(Exercise directions):
Copy down every line where the string "ханской" shows up.
— BEGIN —
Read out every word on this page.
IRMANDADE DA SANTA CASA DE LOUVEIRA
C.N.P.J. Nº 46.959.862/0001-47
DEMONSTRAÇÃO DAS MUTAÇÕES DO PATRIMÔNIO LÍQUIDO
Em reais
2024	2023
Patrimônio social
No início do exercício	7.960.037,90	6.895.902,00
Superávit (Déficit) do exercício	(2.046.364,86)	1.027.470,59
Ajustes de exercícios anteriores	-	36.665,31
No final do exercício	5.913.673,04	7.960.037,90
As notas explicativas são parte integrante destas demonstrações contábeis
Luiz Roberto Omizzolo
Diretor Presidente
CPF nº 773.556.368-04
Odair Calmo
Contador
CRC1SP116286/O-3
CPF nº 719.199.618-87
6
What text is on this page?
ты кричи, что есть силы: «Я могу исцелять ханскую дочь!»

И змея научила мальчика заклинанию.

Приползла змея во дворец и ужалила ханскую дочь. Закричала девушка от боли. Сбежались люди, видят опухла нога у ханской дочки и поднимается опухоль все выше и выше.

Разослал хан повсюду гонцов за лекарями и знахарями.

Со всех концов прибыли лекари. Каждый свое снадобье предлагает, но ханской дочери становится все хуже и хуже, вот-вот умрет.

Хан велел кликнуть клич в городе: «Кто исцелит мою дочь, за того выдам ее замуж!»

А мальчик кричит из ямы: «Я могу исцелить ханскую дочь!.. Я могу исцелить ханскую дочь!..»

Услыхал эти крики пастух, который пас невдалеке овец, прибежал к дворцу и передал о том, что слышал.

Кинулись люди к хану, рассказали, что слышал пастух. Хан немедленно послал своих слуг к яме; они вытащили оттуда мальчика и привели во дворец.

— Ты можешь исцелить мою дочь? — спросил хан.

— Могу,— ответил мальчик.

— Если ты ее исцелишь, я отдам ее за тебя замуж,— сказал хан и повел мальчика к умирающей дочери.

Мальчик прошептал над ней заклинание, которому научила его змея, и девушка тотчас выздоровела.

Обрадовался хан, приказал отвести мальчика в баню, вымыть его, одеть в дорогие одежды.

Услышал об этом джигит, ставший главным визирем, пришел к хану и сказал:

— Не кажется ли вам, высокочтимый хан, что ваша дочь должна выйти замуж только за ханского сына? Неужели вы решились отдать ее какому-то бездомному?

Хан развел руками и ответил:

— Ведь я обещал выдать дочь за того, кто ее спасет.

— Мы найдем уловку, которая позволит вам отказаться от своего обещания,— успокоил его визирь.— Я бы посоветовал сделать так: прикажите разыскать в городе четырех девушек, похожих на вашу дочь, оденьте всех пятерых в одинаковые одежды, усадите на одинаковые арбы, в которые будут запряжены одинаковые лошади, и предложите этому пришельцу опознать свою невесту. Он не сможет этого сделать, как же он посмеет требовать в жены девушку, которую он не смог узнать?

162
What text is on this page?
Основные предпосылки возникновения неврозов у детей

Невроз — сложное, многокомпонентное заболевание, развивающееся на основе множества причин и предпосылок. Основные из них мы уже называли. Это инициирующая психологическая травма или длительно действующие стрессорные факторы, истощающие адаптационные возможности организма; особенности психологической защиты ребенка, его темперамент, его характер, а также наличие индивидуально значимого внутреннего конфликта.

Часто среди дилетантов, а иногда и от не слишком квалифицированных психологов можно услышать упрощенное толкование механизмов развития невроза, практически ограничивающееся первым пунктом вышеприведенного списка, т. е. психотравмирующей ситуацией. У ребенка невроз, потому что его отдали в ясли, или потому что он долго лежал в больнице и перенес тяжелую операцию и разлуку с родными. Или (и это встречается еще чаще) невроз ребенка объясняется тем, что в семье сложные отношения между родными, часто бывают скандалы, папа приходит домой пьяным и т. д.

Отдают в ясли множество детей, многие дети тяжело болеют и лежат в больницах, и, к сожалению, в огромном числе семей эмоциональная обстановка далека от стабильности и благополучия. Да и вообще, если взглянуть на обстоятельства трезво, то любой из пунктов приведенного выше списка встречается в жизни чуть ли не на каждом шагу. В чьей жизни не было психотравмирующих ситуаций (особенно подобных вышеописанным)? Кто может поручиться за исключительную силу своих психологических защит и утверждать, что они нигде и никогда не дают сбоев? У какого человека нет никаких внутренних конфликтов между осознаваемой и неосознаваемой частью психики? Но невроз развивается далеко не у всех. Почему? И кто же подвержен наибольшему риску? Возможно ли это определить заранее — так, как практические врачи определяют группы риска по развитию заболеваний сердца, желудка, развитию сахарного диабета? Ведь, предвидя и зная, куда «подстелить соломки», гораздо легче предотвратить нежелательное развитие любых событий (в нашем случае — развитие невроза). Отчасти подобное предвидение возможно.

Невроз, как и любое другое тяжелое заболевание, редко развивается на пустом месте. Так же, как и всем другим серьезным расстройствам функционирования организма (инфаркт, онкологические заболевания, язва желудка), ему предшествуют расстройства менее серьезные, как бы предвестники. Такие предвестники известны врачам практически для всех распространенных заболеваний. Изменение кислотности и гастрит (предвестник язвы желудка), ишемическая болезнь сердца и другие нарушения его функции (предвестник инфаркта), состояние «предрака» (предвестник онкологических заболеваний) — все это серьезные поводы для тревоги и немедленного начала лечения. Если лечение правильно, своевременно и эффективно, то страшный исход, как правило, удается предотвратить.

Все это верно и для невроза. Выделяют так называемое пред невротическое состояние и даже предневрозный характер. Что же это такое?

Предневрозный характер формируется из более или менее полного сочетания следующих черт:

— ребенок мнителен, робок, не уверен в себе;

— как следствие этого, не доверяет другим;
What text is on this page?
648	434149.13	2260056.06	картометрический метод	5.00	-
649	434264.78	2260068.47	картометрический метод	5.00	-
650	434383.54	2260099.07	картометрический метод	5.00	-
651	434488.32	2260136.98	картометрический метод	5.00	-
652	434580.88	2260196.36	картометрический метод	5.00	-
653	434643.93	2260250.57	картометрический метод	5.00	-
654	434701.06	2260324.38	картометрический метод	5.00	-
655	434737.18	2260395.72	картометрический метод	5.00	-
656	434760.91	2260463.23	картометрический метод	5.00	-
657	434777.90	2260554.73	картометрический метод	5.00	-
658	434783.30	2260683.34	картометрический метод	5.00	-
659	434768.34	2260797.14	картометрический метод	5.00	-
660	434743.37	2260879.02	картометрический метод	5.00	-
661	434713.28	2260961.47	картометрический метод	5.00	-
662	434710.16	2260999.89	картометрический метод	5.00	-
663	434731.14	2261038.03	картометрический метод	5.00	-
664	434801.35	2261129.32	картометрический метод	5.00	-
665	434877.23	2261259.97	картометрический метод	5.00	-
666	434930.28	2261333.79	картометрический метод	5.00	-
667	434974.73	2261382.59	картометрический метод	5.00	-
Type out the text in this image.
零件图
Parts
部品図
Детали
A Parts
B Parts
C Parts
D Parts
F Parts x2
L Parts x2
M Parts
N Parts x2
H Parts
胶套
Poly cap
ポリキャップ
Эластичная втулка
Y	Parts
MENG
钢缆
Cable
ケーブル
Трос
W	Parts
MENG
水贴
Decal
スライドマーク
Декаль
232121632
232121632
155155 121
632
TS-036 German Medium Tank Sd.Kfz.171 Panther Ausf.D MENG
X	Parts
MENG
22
— END —
(The solution):
Приползла змея во дворец и ужалила ханскую дочь. Закричала девушка от боли. Сбежались люди, видят опухла нога у ханской дочки и поднимается опухоль все выше и выше.
Со всех концов прибыли лекари. Каждый свое снадобье предлагает, но ханской дочери становится все хуже и хуже, вот-вот умрет.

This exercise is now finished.